Data supplied:
-*-*-
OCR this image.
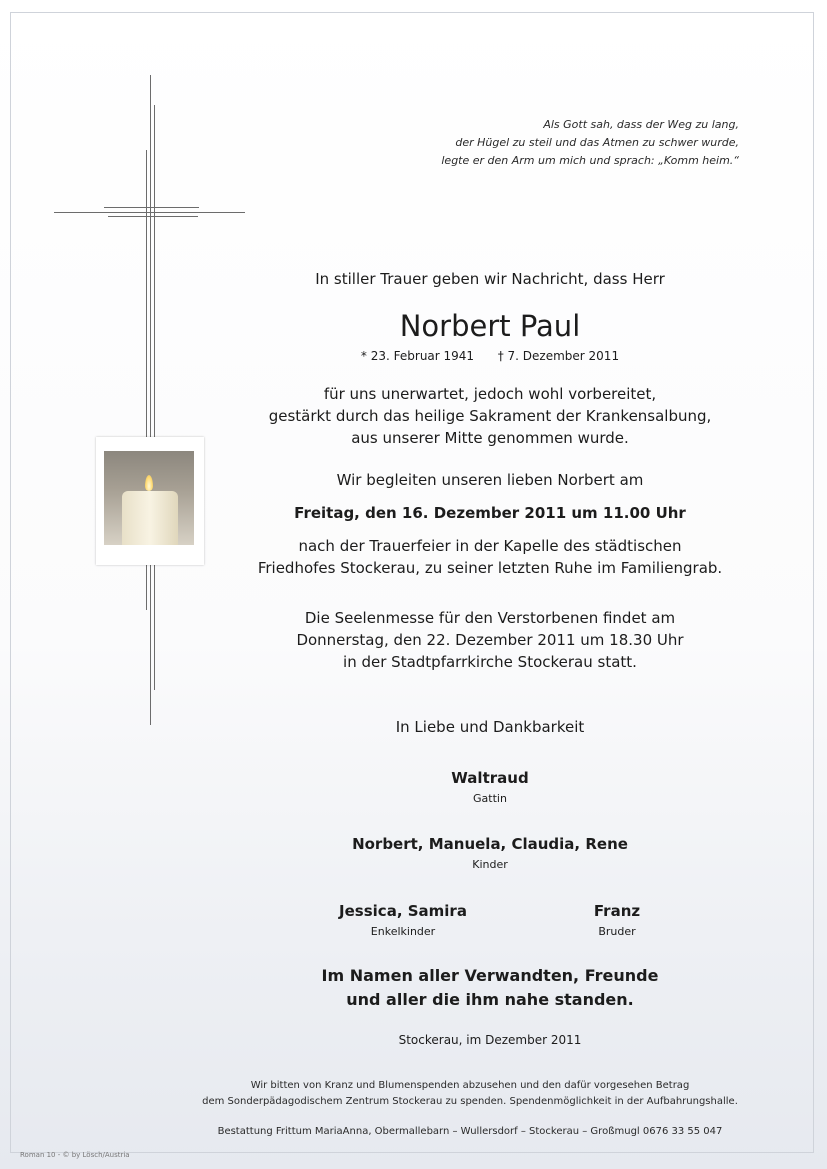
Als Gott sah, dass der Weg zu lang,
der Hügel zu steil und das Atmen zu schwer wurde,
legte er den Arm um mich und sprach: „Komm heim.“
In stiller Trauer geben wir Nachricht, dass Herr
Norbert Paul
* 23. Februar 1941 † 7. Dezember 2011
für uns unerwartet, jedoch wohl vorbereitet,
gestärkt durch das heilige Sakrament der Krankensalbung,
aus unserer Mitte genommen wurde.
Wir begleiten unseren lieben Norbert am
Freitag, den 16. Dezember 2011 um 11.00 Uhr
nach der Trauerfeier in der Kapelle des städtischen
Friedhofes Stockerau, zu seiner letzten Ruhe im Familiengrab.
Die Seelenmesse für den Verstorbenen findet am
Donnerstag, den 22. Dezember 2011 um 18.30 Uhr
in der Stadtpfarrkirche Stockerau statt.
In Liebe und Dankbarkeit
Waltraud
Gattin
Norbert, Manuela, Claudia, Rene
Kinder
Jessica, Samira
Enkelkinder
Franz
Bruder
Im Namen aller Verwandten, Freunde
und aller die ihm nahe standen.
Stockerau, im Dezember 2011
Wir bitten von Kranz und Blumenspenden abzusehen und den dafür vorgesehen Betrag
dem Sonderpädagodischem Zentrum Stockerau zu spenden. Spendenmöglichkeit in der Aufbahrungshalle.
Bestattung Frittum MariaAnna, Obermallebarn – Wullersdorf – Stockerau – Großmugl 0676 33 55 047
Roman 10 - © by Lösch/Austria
-*-*-
Problem to solve: The lines of the records that contain the string "Dezember" should be located and copied.

Task answer:
* 23. Februar 1941 † 7. Dezember 2011
Freitag, den 16. Dezember 2011 um 11.00 Uhr
Donnerstag, den 22. Dezember 2011 um 18.30 Uhr
Stockerau, im Dezember 2011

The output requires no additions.